[BEGIN]
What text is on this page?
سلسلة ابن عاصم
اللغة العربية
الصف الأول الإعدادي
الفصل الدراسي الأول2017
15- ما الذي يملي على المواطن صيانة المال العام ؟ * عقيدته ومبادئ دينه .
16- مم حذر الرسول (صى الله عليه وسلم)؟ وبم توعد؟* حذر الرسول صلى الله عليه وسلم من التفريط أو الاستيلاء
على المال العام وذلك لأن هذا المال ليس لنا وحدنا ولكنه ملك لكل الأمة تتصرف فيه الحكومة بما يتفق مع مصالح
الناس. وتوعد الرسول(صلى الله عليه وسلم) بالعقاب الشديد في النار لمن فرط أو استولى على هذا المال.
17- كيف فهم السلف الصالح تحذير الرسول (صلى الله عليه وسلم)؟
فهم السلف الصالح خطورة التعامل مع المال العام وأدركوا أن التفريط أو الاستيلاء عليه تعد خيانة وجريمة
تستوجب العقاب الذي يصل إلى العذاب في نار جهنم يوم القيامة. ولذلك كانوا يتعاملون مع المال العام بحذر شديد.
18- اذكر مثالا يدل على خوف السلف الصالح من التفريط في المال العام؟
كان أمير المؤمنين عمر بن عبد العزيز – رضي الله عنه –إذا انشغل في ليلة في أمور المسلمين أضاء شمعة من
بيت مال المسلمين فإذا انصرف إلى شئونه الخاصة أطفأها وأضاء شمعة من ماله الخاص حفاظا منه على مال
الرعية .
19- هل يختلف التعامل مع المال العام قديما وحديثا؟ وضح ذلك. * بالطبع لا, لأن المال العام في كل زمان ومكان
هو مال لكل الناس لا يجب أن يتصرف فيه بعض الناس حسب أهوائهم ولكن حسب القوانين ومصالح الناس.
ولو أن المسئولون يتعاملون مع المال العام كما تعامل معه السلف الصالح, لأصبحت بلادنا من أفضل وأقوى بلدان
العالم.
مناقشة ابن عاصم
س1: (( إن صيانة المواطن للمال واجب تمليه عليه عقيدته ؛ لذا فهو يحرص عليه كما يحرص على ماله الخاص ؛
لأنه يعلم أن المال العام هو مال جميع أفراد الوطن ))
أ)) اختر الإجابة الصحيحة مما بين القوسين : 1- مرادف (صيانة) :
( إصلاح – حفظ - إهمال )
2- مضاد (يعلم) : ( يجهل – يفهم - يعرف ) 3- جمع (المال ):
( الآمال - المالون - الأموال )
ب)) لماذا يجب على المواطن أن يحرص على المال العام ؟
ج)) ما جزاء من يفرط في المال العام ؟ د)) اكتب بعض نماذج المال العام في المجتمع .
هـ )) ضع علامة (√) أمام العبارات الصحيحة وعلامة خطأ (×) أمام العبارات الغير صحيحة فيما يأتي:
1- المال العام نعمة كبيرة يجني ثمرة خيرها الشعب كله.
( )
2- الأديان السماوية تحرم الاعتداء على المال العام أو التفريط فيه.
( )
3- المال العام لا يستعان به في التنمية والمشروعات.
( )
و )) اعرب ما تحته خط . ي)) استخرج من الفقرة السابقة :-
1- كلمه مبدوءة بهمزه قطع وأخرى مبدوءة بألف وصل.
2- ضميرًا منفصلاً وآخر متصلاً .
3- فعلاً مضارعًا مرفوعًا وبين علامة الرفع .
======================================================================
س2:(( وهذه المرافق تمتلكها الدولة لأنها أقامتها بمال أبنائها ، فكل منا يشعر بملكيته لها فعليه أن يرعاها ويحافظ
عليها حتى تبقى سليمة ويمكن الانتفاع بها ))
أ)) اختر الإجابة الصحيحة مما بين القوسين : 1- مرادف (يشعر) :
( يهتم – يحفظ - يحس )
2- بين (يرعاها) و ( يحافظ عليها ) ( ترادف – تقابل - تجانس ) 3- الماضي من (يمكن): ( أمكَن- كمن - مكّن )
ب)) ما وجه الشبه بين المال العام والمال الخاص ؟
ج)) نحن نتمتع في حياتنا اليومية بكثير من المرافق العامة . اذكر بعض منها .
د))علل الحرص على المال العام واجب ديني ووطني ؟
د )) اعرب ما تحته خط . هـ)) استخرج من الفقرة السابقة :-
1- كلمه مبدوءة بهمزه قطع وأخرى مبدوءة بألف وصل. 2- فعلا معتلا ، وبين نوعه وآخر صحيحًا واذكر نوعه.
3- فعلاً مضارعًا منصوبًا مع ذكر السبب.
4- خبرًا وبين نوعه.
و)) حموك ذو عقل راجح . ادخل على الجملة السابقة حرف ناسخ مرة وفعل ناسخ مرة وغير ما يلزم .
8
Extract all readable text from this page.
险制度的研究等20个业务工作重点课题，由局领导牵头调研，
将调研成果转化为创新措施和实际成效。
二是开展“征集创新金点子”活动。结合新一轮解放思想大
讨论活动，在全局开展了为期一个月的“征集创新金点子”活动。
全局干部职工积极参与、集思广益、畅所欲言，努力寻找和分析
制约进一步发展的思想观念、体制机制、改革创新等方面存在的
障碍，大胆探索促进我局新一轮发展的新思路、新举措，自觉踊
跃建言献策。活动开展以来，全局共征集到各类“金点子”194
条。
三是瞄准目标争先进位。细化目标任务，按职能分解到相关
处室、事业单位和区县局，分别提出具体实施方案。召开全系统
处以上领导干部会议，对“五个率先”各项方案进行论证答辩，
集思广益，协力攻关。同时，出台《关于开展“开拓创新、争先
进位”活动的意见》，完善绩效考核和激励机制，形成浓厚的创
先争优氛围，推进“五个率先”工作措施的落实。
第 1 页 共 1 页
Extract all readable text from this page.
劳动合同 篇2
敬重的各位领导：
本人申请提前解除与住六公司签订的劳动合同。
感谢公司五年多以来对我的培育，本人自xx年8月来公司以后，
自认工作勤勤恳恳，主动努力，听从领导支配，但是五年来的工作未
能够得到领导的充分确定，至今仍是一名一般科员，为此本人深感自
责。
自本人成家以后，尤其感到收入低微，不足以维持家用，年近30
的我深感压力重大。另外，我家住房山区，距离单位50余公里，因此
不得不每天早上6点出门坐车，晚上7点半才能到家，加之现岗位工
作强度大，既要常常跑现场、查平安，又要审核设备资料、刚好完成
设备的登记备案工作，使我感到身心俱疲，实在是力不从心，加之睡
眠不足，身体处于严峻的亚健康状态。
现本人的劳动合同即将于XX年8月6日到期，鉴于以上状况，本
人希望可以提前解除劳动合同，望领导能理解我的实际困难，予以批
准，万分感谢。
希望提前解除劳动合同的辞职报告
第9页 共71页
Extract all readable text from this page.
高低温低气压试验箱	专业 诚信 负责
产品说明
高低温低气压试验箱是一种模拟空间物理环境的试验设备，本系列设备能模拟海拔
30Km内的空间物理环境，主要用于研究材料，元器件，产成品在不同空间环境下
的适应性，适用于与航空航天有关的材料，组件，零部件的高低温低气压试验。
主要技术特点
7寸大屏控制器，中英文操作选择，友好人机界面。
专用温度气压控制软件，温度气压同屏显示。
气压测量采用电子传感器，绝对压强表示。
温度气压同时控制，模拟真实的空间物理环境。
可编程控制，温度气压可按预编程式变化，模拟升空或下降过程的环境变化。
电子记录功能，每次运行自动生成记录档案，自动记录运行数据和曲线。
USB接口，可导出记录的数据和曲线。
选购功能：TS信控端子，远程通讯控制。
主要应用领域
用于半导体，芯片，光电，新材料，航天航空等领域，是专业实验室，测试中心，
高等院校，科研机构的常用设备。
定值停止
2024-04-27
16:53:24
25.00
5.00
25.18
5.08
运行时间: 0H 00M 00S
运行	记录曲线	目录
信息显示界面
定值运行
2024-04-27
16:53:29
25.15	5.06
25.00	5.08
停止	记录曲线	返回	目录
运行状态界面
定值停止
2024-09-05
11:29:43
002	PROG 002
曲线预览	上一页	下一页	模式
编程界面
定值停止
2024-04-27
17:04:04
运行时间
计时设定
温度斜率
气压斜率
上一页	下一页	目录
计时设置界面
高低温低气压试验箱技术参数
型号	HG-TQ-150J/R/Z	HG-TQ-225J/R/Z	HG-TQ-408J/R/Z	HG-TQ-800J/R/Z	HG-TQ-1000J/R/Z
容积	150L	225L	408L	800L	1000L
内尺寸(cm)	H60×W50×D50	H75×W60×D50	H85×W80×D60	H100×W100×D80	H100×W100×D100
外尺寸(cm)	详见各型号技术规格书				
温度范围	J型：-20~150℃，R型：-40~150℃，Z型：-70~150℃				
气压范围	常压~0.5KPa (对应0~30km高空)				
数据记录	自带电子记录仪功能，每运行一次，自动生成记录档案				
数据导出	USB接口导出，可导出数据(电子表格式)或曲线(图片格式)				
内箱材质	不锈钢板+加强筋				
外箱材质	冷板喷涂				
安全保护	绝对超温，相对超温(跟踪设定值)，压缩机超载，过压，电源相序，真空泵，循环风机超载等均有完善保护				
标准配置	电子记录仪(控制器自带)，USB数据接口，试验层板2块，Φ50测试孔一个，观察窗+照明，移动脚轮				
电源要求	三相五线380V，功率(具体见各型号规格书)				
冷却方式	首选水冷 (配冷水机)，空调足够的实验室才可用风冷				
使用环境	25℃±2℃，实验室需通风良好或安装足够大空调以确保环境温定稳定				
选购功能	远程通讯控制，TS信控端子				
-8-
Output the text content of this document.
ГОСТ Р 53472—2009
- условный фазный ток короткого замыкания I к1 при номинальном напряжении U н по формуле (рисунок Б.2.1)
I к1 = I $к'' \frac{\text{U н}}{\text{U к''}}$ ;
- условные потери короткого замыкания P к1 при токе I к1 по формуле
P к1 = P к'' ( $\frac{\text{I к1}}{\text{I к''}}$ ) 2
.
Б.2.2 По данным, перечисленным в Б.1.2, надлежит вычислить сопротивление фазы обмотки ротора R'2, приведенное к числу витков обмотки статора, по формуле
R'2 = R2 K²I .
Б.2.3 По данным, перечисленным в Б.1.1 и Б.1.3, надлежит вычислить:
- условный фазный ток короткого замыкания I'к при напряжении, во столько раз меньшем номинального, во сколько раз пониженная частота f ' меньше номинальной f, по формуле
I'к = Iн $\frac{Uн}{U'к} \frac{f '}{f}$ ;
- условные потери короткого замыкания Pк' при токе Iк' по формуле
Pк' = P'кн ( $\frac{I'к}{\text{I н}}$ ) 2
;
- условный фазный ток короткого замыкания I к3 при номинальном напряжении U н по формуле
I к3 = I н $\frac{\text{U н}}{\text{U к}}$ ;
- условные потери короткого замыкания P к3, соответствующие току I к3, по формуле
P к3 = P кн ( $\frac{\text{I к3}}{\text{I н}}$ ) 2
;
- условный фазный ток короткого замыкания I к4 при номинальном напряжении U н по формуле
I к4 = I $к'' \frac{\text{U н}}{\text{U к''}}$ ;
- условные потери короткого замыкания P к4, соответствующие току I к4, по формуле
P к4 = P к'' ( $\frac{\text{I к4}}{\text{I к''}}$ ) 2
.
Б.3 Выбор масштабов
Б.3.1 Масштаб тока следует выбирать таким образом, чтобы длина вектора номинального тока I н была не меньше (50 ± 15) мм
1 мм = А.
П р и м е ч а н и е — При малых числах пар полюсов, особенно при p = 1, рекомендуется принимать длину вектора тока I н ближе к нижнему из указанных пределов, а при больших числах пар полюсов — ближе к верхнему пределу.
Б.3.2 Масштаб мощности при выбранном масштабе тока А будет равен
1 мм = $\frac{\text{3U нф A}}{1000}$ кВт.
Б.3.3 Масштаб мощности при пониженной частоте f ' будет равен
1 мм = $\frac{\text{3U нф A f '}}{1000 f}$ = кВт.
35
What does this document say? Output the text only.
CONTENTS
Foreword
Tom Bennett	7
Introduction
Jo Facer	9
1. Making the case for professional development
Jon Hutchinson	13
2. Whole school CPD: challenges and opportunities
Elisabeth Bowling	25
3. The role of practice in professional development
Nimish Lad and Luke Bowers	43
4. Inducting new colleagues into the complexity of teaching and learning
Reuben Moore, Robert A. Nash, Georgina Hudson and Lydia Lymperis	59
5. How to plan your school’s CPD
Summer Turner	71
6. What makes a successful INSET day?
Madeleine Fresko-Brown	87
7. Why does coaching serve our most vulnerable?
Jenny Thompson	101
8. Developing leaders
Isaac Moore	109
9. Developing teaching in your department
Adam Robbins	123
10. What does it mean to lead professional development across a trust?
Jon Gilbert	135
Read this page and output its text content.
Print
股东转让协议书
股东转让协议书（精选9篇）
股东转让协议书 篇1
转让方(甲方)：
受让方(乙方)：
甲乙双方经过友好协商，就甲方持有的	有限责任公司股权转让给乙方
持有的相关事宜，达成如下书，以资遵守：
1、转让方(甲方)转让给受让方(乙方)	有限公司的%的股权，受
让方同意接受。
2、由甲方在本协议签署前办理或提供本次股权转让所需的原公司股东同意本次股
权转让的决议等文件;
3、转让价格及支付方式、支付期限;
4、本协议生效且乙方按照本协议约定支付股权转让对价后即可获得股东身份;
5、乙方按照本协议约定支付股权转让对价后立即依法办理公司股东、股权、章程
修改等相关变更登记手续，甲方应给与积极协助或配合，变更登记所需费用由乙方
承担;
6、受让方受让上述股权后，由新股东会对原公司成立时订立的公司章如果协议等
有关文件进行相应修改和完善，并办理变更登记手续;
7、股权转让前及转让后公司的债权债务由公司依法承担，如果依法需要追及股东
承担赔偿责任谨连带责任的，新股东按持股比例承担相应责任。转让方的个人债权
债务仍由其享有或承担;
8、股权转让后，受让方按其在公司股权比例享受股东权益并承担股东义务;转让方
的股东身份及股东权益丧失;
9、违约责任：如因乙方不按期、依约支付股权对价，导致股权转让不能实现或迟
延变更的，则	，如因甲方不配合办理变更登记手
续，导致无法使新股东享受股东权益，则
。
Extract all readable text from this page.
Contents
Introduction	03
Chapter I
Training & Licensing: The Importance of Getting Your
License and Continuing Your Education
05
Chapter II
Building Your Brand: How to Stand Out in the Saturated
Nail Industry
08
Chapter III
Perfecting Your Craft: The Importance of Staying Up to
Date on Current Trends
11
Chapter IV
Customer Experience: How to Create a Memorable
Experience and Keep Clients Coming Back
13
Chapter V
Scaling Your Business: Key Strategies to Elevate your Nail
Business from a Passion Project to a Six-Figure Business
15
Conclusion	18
[END]
AIM OF THE EXERCISE » Pick out every line above that contains the word "school" and copy it.

PROBLEM SOLUTION »
2. Whole school CPD: challenges and opportunities
5. How to plan your school’s CPD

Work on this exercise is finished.